[Recorded data]
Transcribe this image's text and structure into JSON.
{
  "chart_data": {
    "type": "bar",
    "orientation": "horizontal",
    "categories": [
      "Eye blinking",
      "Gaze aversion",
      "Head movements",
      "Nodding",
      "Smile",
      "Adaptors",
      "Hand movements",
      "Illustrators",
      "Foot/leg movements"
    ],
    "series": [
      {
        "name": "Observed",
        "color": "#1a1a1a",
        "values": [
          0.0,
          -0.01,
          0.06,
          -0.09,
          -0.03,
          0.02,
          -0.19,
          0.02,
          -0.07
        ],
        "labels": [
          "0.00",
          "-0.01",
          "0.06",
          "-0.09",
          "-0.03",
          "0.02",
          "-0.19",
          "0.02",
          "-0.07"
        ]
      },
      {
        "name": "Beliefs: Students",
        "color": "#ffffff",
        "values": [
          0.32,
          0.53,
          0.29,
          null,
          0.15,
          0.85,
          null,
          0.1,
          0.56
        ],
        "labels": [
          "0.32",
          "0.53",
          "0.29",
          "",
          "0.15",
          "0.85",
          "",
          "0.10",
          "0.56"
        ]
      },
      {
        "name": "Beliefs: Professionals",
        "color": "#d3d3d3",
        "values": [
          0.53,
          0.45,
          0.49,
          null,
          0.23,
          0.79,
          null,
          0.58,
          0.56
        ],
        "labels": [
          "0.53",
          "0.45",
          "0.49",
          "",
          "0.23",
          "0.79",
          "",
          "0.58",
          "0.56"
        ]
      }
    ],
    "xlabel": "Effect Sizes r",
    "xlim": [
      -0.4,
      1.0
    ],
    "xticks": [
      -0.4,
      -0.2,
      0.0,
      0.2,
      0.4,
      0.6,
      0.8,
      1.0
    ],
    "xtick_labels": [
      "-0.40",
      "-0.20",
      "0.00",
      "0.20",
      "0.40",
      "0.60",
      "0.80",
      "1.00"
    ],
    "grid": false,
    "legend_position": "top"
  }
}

» Problem requirements
Every record above should be copied exactly.

» Solution for this problem
Transcribe this image's text and structure into JSON.
{
  "chart_data": {
    "type": "bar",
    "orientation": "horizontal",
    "categories": [
      "Eye blinking",
      "Gaze aversion",
      "Head movements",
      "Nodding",
      "Smile",
      "Adaptors",
      "Hand movements",
      "Illustrators",
      "Foot/leg movements"
    ],
    "series": [
      {
        "name": "Observed",
        "color": "#1a1a1a",
        "values": [
          0.0,
          -0.01,
          0.06,
          -0.09,
          -0.03,
          0.02,
          -0.19,
          0.02,
          -0.07
        ],
        "labels": [
          "0.00",
          "-0.01",
          "0.06",
          "-0.09",
          "-0.03",
          "0.02",
          "-0.19",
          "0.02",
          "-0.07"
        ]
      },
      {
        "name": "Beliefs: Students",
        "color": "#ffffff",
        "values": [
          0.32,
          0.53,
          0.29,
          null,
          0.15,
          0.85,
          null,
          0.1,
          0.56
        ],
        "labels": [
          "0.32",
          "0.53",
          "0.29",
          "",
          "0.15",
          "0.85",
          "",
          "0.10",
          "0.56"
        ]
      },
      {
        "name": "Beliefs: Professionals",
        "color": "#d3d3d3",
        "values": [
          0.53,
          0.45,
          0.49,
          null,
          0.23,
          0.79,
          null,
          0.58,
          0.56
        ],
        "labels": [
          "0.53",
          "0.45",
          "0.49",
          "",
          "0.23",
          "0.79",
          "",
          "0.58",
          "0.56"
        ]
      }
    ],
    "xlabel": "Effect Sizes r",
    "xlim": [
      -0.4,
      1.0
    ],
    "xticks": [
      -0.4,
      -0.2,
      0.0,
      0.2,
      0.4,
      0.6,
      0.8,
      1.0
    ],
    "xtick_labels": [
      "-0.40",
      "-0.20",
      "0.00",
      "0.20",
      "0.40",
      "0.60",
      "0.80",
      "1.00"
    ],
    "grid": false,
    "legend_position": "top"
  }
}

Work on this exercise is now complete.